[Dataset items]
+--
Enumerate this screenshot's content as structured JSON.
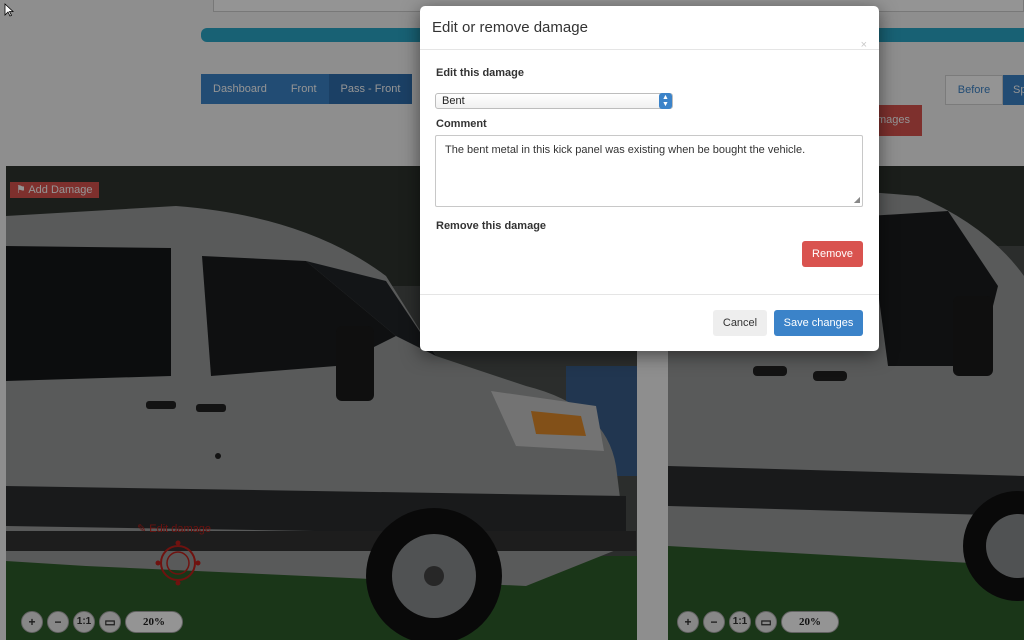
{
  "nav": {
    "tabs": [
      "Dashboard",
      "Front",
      "Pass - Front"
    ],
    "before_label": "Before",
    "sp_label": "Sp",
    "damages_label": "mages"
  },
  "left_panel": {
    "add_damage_label": "Add Damage",
    "edit_damage_label": "Edit damage",
    "zoom": {
      "plus": "+",
      "minus": "−",
      "one_to_one": "1:1",
      "zoom_value": "20%"
    }
  },
  "right_panel": {
    "zoom": {
      "plus": "+",
      "minus": "−",
      "one_to_one": "1:1",
      "zoom_value": "20%"
    }
  },
  "modal": {
    "title": "Edit or remove damage",
    "close": "×",
    "edit_label": "Edit this damage",
    "damage_type": "Bent",
    "comment_label": "Comment",
    "comment_text": "The bent metal in this kick panel was existing when be bought the vehicle.",
    "remove_section_label": "Remove this damage",
    "remove_button": "Remove",
    "cancel_button": "Cancel",
    "save_button": "Save changes"
  },
  "colors": {
    "primary": "#3b83c9",
    "danger": "#d9534f",
    "info": "#2aa7c9"
  }
}
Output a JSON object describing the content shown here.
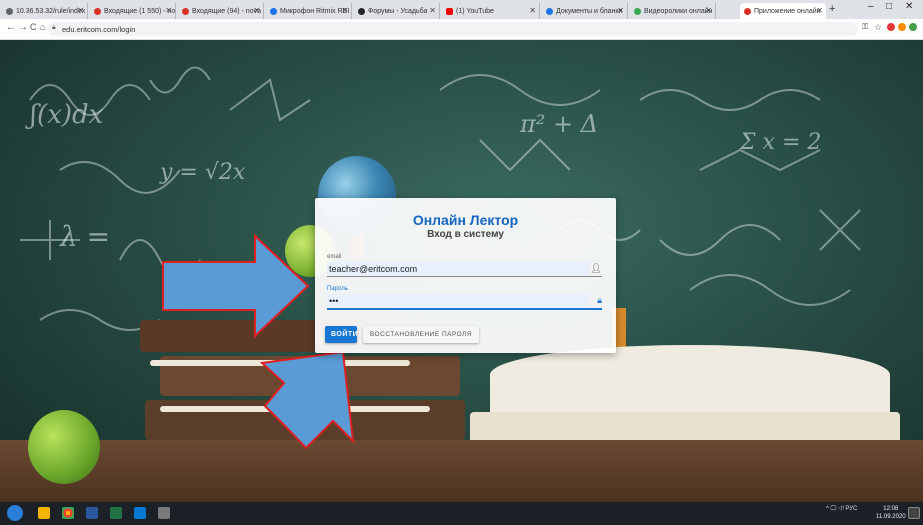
{
  "browser": {
    "tabs": [
      {
        "label": "10.36.53.32/rule/index",
        "color": "#5f6368"
      },
      {
        "label": "Входящие (1 550) - no",
        "color": "#d93025"
      },
      {
        "label": "Входящие (94) - nova",
        "color": "#d93025"
      },
      {
        "label": "Микрофон Ritmix RDI",
        "color": "#1a73e8"
      },
      {
        "label": "Форумы - Усадьба",
        "color": "#222222"
      },
      {
        "label": "(1) YouTube",
        "color": "#ff0000"
      },
      {
        "label": "Документы и бланки",
        "color": "#1a73e8"
      },
      {
        "label": "Видеоролики онлайн",
        "color": "#34a853"
      },
      {
        "label": "Приложение онлайн",
        "color": "#d93025",
        "active": true
      }
    ],
    "new_tab": "+",
    "window_controls": [
      "–",
      "□",
      "✕"
    ],
    "nav": [
      "←",
      "→",
      "C",
      "⌂"
    ],
    "url": "edu.eritcom.com/login"
  },
  "login": {
    "title": "Онлайн Лектор",
    "subtitle": "Вход в систему",
    "email_label": "email",
    "email_value": "teacher@eritcom.com",
    "password_label": "Пароль",
    "password_value": "•••",
    "login_button": "ВОЙТИ",
    "reset_button": "ВОССТАНОВЛЕНИЕ ПАРОЛЯ"
  },
  "taskbar": {
    "tray_text": "^ 🖵 ◁ᴵ РУС",
    "time": "12:08",
    "date": "11.09.2020"
  },
  "colors": {
    "accent": "#1976d2",
    "annotation_arrow_fill": "#5b9bd5",
    "annotation_arrow_border": "#e02020"
  }
}
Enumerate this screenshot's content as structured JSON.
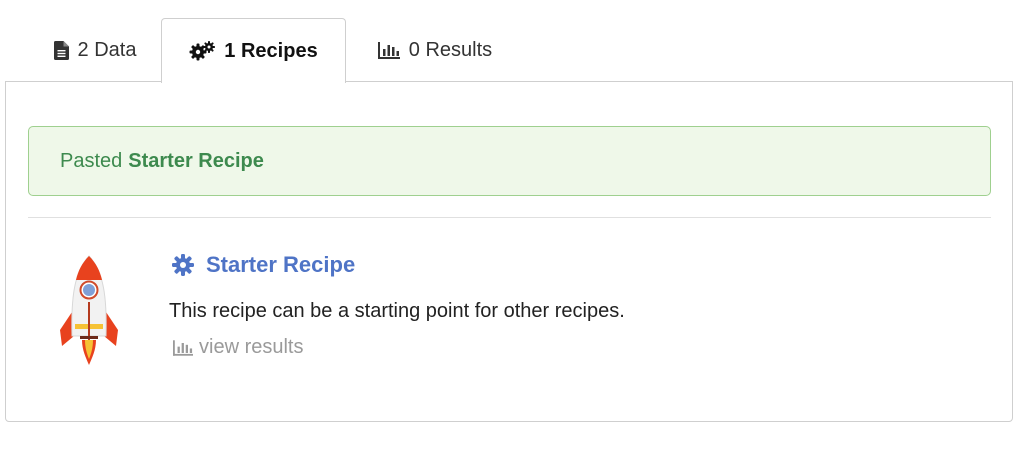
{
  "tabs": [
    {
      "count": "2",
      "label": "Data",
      "icon": "file-icon",
      "active": false
    },
    {
      "count": "1",
      "label": "Recipes",
      "icon": "gears-icon",
      "active": true
    },
    {
      "count": "0",
      "label": "Results",
      "icon": "bar-chart-icon",
      "active": false
    }
  ],
  "alert": {
    "prefix": "Pasted",
    "strong": "Starter Recipe",
    "colors": {
      "background": "#eff8e9",
      "border": "#9fd08f",
      "text": "#3d8a4e"
    }
  },
  "recipe": {
    "icon": "rocket-icon",
    "title": "Starter Recipe",
    "title_icon": "gear-icon",
    "description": "This recipe can be a starting point for other recipes.",
    "link_label": "view results",
    "link_icon": "bar-chart-icon"
  },
  "colors": {
    "accent": "#4f74c6",
    "muted": "#9a9a9a"
  }
}
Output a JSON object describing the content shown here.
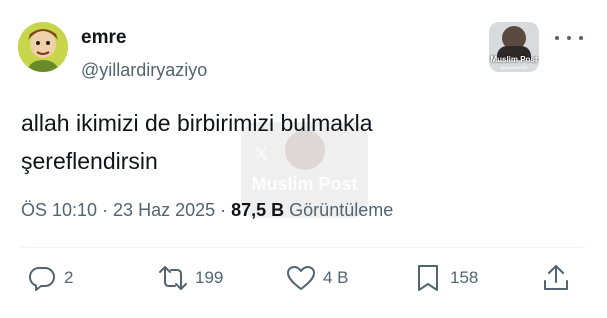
{
  "author": {
    "display_name": "emre",
    "handle": "@yillardiryaziyo"
  },
  "badge": {
    "title": "Muslim Post",
    "subtitle": "@MuslimPOST"
  },
  "watermark": {
    "text": "Muslim Post"
  },
  "tweet": {
    "text": "allah ikimizi de birbirimizi bulmakla şereflendirsin"
  },
  "meta": {
    "timestamp": "ÖS 10:10 · 23 Haz 2025 · ",
    "views_count": "87,5 B",
    "views_label": " Görüntüleme"
  },
  "actions": {
    "replies": "2",
    "reposts": "199",
    "likes": "4 B",
    "bookmarks": "158"
  },
  "icons": [
    "reply-icon",
    "repost-icon",
    "like-icon",
    "bookmark-icon",
    "share-icon",
    "more-icon"
  ],
  "colors": {
    "text": "#0f1419",
    "secondary": "#536471",
    "divider": "#eff3f4"
  }
}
+--
Exercise task — Set down every entry word for word, but omit the pictures.

Full solution —
Enumerate this screenshot's content as structured JSON.
{
  "nav": {
    "tabs": [
      "Dashboard",
      "Front",
      "Pass - Front"
    ],
    "before_label": "Before",
    "sp_label": "Sp",
    "damages_label": "mages"
  },
  "left_panel": {
    "add_damage_label": "Add Damage",
    "edit_damage_label": "Edit damage",
    "zoom": {
      "plus": "+",
      "minus": "−",
      "one_to_one": "1:1",
      "zoom_value": "20%"
    }
  },
  "right_panel": {
    "zoom": {
      "plus": "+",
      "minus": "−",
      "one_to_one": "1:1",
      "zoom_value": "20%"
    }
  },
  "modal": {
    "title": "Edit or remove damage",
    "close": "×",
    "edit_label": "Edit this damage",
    "damage_type": "Bent",
    "comment_label": "Comment",
    "comment_text": "The bent metal in this kick panel was existing when be bought the vehicle.",
    "remove_section_label": "Remove this damage",
    "remove_button": "Remove",
    "cancel_button": "Cancel",
    "save_button": "Save changes"
  },
  "colors": {
    "primary": "#3b83c9",
    "danger": "#d9534f",
    "info": "#2aa7c9"
  }
}
Output a JSON object describing the content shown here.
{
  "browser": {
    "tabs": [
      {
        "label": "10.36.53.32/rule/index",
        "color": "#5f6368"
      },
      {
        "label": "Входящие (1 550) - no",
        "color": "#d93025"
      },
      {
        "label": "Входящие (94) - nova",
        "color": "#d93025"
      },
      {
        "label": "Микрофон Ritmix RDI",
        "color": "#1a73e8"
      },
      {
        "label": "Форумы - Усадьба",
        "color": "#222222"
      },
      {
        "label": "(1) YouTube",
        "color": "#ff0000"
      },
      {
        "label": "Документы и бланки",
        "color": "#1a73e8"
      },
      {
        "label": "Видеоролики онлайн",
        "color": "#34a853"
      },
      {
        "label": "Приложение онлайн",
        "color": "#d93025",
        "active": true
      }
    ],
    "new_tab": "+",
    "window_controls": [
      "–",
      "□",
      "✕"
    ],
    "nav": [
      "←",
      "→",
      "C",
      "⌂"
    ],
    "url": "edu.eritcom.com/login"
  },
  "login": {
    "title": "Онлайн Лектор",
    "subtitle": "Вход в систему",
    "email_label": "email",
    "email_value": "teacher@eritcom.com",
    "password_label": "Пароль",
    "password_value": "•••",
    "login_button": "ВОЙТИ",
    "reset_button": "ВОССТАНОВЛЕНИЕ ПАРОЛЯ"
  },
  "taskbar": {
    "tray_text": "^ 🖵 ◁ᴵ РУС",
    "time": "12:08",
    "date": "11.09.2020"
  },
  "colors": {
    "accent": "#1976d2",
    "annotation_arrow_fill": "#5b9bd5",
    "annotation_arrow_border": "#e02020"
  }
}
Enumerate this screenshot's content as structured JSON.
{
  "tabs": [
    {
      "count": "2",
      "label": "Data",
      "icon": "file-icon",
      "active": false
    },
    {
      "count": "1",
      "label": "Recipes",
      "icon": "gears-icon",
      "active": true
    },
    {
      "count": "0",
      "label": "Results",
      "icon": "bar-chart-icon",
      "active": false
    }
  ],
  "alert": {
    "prefix": "Pasted",
    "strong": "Starter Recipe",
    "colors": {
      "background": "#eff8e9",
      "border": "#9fd08f",
      "text": "#3d8a4e"
    }
  },
  "recipe": {
    "icon": "rocket-icon",
    "title": "Starter Recipe",
    "title_icon": "gear-icon",
    "description": "This recipe can be a starting point for other recipes.",
    "link_label": "view results",
    "link_icon": "bar-chart-icon"
  },
  "colors": {
    "accent": "#4f74c6",
    "muted": "#9a9a9a"
  }
}
Output a JSON object describing the content shown here.
{
  "author": {
    "display_name": "emre",
    "handle": "@yillardiryaziyo"
  },
  "badge": {
    "title": "Muslim Post",
    "subtitle": "@MuslimPOST"
  },
  "watermark": {
    "text": "Muslim Post"
  },
  "tweet": {
    "text": "allah ikimizi de birbirimizi bulmakla şereflendirsin"
  },
  "meta": {
    "timestamp": "ÖS 10:10 · 23 Haz 2025 · ",
    "views_count": "87,5 B",
    "views_label": " Görüntüleme"
  },
  "actions": {
    "replies": "2",
    "reposts": "199",
    "likes": "4 B",
    "bookmarks": "158"
  },
  "icons": [
    "reply-icon",
    "repost-icon",
    "like-icon",
    "bookmark-icon",
    "share-icon",
    "more-icon"
  ],
  "colors": {
    "text": "#0f1419",
    "secondary": "#536471",
    "divider": "#eff3f4"
  }
}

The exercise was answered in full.